## WHAT YOU ARE ASKED TO DO
Write out the entries below once more, exactly, with the pictures left out.

(Saved entries)

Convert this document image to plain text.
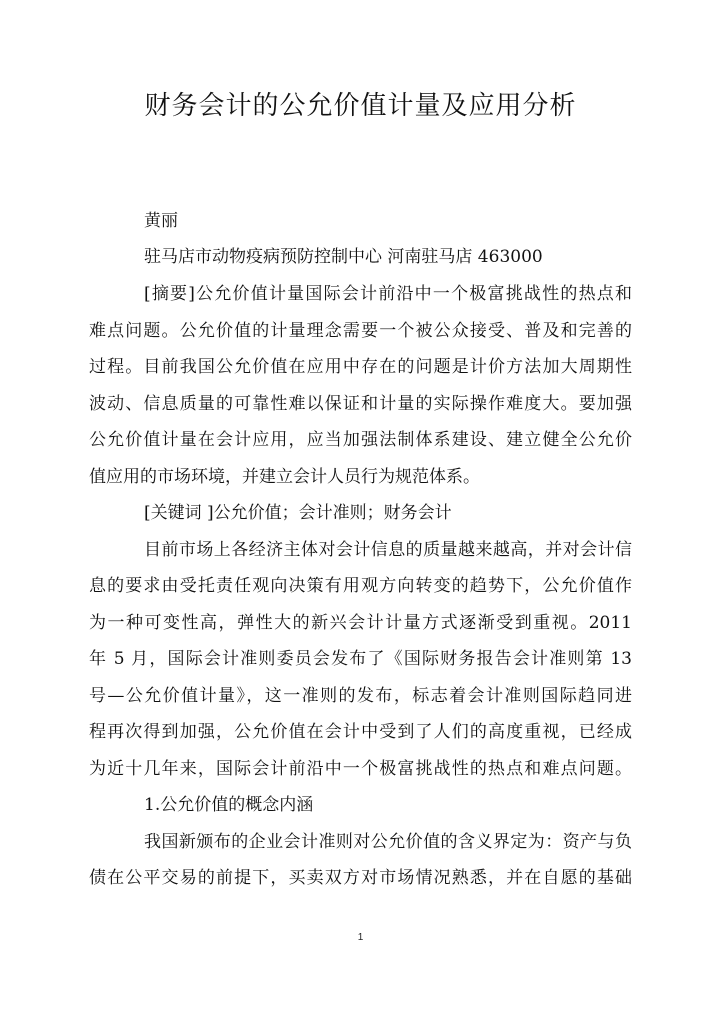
财务会计的公允价值计量及应用分析
黄丽
驻马店市动物疫病预防控制中心 河南驻马店 463000
[摘要]公允价值计量国际会计前沿中一个极富挑战性的热点和
难点问题。公允价值的计量理念需要一个被公众接受、普及和完善的
过程。目前我国公允价值在应用中存在的问题是计价方法加大周期性
波动、信息质量的可靠性难以保证和计量的实际操作难度大。要加强
公允价值计量在会计应用，应当加强法制体系建设、建立健全公允价
值应用的市场环境，并建立会计人员行为规范体系。
[关键词 ]公允价值；会计准则；财务会计
目前市场上各经济主体对会计信息的质量越来越高，并对会计信
息的要求由受托责任观向决策有用观方向转变的趋势下，公允价值作
为一种可变性高，弹性大的新兴会计计量方式逐渐受到重视。2011
年 5 月，国际会计准则委员会发布了《国际财务报告会计准则第 13
号—公允价值计量》，这一准则的发布，标志着会计准则国际趋同进
程再次得到加强，公允价值在会计中受到了人们的高度重视，已经成
为近十几年来，国际会计前沿中一个极富挑战性的热点和难点问题。
1.公允价值的概念内涵
我国新颁布的企业会计准则对公允价值的含义界定为：资产与负
债在公平交易的前提下，买卖双方对市场情况熟悉，并在自愿的基础
1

## RIGHT ANSWER
Convert this document image to plain text.
财务会计的公允价值计量及应用分析
黄丽
驻马店市动物疫病预防控制中心 河南驻马店 463000
[摘要]公允价值计量国际会计前沿中一个极富挑战性的热点和
难点问题。公允价值的计量理念需要一个被公众接受、普及和完善的
过程。目前我国公允价值在应用中存在的问题是计价方法加大周期性
波动、信息质量的可靠性难以保证和计量的实际操作难度大。要加强
公允价值计量在会计应用，应当加强法制体系建设、建立健全公允价
值应用的市场环境，并建立会计人员行为规范体系。
[关键词 ]公允价值；会计准则；财务会计
目前市场上各经济主体对会计信息的质量越来越高，并对会计信
息的要求由受托责任观向决策有用观方向转变的趋势下，公允价值作
为一种可变性高，弹性大的新兴会计计量方式逐渐受到重视。2011
年 5 月，国际会计准则委员会发布了《国际财务报告会计准则第 13
号—公允价值计量》，这一准则的发布，标志着会计准则国际趋同进
程再次得到加强，公允价值在会计中受到了人们的高度重视，已经成
为近十几年来，国际会计前沿中一个极富挑战性的热点和难点问题。
1.公允价值的概念内涵
我国新颁布的企业会计准则对公允价值的含义界定为：资产与负
债在公平交易的前提下，买卖双方对市场情况熟悉，并在自愿的基础
1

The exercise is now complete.